Excerpt provided
◇ ◇ ◇

Post by jhgrredbjhjWe have around 500 blueprints
Sometimes it is important for a blueprint to be actual size: the user
intends to obtain valid data by measuring marks on the physical print.
The external scale of the physical print must match the internal scale
that was chosen by the author (human or program.)
If so, then the only option for printing is positioning the output
on the page, such as rotation or centering. The printer's 4mm hard
margin may clip some marks, but with a requirement for "actual size"
printing then you have no choice. Choosing "fit to printable area"
and scaling by a factor of 0.97 might just be the *worst possible* output.
Some engineering departments require that drawings have a drawn border
(effectively, a *drawn* bounding box) whose dimensions are known,
so that clipping and scaling can be detected.
Post by jhgrredbjhjwe print each week using ghostscript or
gsprint. Most are us letter but some a4 and a few 11x17. The current
printer has 4mm hard margins on each side. Sometimes the printed
output gets clipped at these hard margins when printing with
ghostscript depending on how close the engineer drew to the edge of
the page. Adobe reader has an option "fit to printable area" that
takes the pdf and scales it up or down to fit within the hard
margins. This is what I am trying to do. How would I know which way
to scale the output and manipulate the origin? Can ghostscript figure
this out somehow?

◇ ◇ ◇

Saved data entries
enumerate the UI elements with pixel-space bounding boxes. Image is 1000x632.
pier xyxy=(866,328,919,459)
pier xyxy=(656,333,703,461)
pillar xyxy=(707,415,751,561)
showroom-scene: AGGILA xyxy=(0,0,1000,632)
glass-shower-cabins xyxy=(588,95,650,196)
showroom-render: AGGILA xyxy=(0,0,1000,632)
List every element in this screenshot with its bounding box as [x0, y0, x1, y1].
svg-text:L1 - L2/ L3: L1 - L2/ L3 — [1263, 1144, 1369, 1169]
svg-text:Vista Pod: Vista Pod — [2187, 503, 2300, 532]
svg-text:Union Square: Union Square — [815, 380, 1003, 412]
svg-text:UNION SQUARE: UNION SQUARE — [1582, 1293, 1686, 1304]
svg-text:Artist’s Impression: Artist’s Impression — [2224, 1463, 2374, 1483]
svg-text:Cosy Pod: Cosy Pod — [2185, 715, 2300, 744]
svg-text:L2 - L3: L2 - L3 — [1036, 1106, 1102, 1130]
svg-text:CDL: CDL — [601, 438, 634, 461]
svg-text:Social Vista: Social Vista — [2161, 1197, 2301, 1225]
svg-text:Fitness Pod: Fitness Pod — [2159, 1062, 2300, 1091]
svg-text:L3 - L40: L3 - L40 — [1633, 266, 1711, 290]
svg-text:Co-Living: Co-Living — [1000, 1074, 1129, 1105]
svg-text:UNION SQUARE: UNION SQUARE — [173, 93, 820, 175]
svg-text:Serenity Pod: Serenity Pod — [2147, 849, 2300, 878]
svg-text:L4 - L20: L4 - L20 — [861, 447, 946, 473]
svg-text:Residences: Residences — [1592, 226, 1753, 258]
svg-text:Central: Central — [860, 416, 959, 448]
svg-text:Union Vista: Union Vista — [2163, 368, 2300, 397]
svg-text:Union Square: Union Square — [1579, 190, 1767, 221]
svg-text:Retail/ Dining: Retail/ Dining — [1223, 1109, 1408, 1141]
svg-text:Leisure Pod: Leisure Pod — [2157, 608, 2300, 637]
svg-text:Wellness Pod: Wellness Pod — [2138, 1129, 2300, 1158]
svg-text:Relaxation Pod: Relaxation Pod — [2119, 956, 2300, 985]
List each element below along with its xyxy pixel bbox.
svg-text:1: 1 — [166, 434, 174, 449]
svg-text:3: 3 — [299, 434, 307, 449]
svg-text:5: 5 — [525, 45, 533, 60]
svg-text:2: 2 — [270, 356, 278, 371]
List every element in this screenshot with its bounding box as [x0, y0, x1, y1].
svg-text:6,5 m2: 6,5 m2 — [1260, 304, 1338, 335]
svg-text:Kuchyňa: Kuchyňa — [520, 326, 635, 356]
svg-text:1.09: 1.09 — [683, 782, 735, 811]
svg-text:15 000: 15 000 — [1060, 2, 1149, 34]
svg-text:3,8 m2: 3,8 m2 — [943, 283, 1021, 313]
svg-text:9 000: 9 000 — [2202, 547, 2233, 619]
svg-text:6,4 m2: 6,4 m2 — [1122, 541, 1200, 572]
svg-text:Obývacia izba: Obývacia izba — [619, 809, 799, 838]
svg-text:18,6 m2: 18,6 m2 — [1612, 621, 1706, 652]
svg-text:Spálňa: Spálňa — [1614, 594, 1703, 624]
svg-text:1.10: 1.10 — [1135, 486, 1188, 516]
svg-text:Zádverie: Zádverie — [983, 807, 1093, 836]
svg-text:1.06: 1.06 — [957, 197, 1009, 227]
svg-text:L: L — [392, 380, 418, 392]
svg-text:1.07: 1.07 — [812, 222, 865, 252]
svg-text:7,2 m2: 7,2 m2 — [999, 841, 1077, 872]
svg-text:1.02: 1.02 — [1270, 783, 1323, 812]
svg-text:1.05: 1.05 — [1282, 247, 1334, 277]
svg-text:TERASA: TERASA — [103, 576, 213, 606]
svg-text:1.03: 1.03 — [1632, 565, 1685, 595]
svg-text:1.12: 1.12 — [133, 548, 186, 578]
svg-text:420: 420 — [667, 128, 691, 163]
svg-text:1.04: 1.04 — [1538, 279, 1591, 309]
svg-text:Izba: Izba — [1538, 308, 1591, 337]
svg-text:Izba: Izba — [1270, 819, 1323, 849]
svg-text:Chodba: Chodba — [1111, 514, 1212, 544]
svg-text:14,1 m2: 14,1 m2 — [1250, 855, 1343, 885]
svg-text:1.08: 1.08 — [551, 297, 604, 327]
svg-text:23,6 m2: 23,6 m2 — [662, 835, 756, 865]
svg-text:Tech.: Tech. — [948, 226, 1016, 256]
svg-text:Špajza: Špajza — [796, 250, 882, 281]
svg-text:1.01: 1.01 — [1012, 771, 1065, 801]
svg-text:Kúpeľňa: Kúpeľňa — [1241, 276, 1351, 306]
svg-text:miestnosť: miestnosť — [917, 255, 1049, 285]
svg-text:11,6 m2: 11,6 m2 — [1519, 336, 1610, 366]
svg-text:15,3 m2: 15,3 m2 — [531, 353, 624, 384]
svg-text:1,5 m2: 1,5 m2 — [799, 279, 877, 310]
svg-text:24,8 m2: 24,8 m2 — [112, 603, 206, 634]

◇ ◇ ◇

Your instructions
Please rewrite the post about printing blueprints from "printing then you" up to and including "can be detected.", replacing "border" with "frame".

Reply
printing then you have no choice. Choosing "fit to printable area"
and scaling by a factor of 0.97 might just be the *worst possible* output.
Some engineering departments require that drawings have a drawn frame
(effectively, a *drawn* bounding box) whose dimensions are known,
so that clipping and scaling can be detected.